→ The request
Extract the lines from the start of the block of data through the line containing "round-white-eyes-icon — [345, 788, 393, 810]", including both ends, and reproduce them unchanged.

A block of data:
========================================================================

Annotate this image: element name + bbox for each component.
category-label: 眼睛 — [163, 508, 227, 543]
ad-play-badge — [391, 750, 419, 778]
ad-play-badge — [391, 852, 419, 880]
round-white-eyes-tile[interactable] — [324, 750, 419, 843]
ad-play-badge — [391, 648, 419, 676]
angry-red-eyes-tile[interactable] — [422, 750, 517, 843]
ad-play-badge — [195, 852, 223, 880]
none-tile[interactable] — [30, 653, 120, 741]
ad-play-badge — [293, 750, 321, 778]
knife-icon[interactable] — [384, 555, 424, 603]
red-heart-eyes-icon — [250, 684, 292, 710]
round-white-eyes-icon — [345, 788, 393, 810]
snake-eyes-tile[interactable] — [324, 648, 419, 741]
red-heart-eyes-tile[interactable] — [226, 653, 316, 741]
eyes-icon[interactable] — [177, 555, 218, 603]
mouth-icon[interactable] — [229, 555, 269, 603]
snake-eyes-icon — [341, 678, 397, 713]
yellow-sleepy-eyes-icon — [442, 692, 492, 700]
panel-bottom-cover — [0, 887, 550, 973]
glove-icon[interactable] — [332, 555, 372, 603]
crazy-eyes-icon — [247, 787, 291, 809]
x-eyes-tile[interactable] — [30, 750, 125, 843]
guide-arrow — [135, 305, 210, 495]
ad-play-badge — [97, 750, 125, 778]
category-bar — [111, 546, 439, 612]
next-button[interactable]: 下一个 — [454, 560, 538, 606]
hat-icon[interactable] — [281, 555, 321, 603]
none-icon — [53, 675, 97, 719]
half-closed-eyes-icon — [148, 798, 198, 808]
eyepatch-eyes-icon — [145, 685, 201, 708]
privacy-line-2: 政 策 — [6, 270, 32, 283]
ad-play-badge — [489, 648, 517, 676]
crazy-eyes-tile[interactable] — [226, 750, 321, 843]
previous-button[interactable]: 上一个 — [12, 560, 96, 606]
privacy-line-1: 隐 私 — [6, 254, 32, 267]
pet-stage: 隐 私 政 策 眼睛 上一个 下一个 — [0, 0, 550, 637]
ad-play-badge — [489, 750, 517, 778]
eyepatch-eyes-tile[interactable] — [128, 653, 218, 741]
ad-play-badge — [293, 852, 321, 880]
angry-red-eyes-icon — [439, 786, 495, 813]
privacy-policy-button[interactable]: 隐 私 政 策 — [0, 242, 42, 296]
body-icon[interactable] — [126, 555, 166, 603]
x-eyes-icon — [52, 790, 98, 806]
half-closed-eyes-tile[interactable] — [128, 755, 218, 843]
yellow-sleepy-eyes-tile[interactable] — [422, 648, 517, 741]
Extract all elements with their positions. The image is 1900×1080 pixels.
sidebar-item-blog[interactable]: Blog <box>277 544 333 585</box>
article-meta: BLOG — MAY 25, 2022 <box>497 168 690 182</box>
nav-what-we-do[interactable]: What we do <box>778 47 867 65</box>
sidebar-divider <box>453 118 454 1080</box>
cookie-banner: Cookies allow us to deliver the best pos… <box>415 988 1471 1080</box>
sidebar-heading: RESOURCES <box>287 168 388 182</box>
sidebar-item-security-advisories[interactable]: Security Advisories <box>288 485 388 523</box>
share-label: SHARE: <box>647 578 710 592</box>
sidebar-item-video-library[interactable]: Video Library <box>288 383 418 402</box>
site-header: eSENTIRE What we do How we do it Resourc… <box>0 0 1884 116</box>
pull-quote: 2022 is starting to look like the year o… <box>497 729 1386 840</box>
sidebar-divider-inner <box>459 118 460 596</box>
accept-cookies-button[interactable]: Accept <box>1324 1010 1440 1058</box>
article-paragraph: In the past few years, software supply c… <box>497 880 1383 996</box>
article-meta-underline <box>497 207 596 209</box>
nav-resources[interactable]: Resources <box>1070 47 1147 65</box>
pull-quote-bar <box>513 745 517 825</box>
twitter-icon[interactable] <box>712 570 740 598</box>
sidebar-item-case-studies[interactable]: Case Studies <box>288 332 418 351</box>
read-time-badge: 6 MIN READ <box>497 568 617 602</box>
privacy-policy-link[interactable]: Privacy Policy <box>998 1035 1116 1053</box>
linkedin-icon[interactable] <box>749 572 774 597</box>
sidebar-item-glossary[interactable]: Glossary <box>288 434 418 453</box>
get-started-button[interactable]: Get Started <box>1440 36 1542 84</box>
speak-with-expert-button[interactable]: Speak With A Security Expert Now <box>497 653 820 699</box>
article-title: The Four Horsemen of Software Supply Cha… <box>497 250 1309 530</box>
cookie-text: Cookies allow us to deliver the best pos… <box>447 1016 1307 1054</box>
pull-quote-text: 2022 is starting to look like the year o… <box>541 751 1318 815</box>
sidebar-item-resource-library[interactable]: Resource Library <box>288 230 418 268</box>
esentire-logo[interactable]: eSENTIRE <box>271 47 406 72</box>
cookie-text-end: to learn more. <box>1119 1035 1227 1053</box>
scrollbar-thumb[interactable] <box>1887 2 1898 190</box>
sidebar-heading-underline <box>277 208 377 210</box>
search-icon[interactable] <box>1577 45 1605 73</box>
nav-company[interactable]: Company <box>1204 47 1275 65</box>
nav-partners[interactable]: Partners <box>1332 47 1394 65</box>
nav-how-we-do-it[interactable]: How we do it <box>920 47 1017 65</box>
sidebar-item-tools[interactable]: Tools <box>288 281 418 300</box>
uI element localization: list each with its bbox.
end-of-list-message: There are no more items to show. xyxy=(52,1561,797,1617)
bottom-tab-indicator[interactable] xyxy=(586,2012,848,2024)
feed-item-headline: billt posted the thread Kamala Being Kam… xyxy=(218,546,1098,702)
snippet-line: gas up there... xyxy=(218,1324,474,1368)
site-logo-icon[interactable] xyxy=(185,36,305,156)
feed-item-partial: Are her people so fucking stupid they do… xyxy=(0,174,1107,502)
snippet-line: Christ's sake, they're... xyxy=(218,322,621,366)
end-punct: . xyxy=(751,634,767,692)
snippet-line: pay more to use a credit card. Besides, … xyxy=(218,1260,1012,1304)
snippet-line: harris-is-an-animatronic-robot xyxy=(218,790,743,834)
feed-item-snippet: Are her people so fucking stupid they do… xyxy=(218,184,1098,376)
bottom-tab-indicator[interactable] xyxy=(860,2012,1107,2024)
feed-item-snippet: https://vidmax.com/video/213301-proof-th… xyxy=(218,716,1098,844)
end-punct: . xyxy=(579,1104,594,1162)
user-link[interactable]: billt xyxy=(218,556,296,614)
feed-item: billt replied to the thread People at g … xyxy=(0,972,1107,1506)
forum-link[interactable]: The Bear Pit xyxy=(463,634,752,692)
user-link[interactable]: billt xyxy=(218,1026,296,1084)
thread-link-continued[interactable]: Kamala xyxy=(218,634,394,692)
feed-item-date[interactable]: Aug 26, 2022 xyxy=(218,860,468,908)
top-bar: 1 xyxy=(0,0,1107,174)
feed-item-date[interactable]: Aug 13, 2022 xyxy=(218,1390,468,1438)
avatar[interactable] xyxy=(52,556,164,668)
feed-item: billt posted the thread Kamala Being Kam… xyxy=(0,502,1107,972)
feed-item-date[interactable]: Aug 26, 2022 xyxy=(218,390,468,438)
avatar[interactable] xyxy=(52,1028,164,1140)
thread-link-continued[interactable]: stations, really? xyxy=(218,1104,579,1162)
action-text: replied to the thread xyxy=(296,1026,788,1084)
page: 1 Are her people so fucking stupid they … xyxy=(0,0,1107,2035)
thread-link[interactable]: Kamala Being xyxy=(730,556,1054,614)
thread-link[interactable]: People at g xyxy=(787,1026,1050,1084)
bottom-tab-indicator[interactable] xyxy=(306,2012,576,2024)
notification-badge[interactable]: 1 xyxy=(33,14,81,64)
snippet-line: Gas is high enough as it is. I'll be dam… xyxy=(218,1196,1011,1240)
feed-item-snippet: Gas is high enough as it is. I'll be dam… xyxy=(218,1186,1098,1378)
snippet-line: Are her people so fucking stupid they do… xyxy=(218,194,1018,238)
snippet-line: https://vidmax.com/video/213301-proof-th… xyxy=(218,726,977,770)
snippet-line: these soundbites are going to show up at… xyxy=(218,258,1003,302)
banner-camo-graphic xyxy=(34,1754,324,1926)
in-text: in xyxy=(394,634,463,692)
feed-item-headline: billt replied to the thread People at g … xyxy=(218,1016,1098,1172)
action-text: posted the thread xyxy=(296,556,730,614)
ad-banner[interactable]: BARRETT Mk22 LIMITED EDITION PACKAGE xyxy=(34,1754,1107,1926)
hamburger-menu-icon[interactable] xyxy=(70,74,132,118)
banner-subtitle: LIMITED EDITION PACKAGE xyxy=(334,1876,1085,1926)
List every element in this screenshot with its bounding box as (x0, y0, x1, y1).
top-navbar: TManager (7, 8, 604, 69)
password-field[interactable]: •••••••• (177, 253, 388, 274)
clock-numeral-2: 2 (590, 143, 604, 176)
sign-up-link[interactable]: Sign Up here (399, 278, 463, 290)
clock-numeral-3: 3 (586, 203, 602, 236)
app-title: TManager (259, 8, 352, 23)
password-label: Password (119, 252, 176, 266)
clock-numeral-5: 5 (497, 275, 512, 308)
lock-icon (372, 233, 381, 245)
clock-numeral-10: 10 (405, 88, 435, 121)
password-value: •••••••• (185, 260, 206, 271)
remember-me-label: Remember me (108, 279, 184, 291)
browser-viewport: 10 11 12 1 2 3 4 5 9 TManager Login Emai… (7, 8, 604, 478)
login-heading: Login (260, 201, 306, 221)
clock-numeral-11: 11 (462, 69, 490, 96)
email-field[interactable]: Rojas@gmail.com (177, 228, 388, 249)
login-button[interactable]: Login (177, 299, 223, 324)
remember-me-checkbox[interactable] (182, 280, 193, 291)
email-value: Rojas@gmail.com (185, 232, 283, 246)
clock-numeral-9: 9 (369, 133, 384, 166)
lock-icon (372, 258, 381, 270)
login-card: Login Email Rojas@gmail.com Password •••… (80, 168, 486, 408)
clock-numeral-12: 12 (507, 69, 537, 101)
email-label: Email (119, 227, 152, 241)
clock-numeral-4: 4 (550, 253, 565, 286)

========================================================================

→ Written answer
Annotate this image: element name + bbox for each component.
category-label: 眼睛 — [163, 508, 227, 543]
ad-play-badge — [391, 750, 419, 778]
ad-play-badge — [391, 852, 419, 880]
round-white-eyes-tile[interactable] — [324, 750, 419, 843]
ad-play-badge — [391, 648, 419, 676]
angry-red-eyes-tile[interactable] — [422, 750, 517, 843]
ad-play-badge — [195, 852, 223, 880]
none-tile[interactable] — [30, 653, 120, 741]
ad-play-badge — [293, 750, 321, 778]
knife-icon[interactable] — [384, 555, 424, 603]
red-heart-eyes-icon — [250, 684, 292, 710]
round-white-eyes-icon — [345, 788, 393, 810]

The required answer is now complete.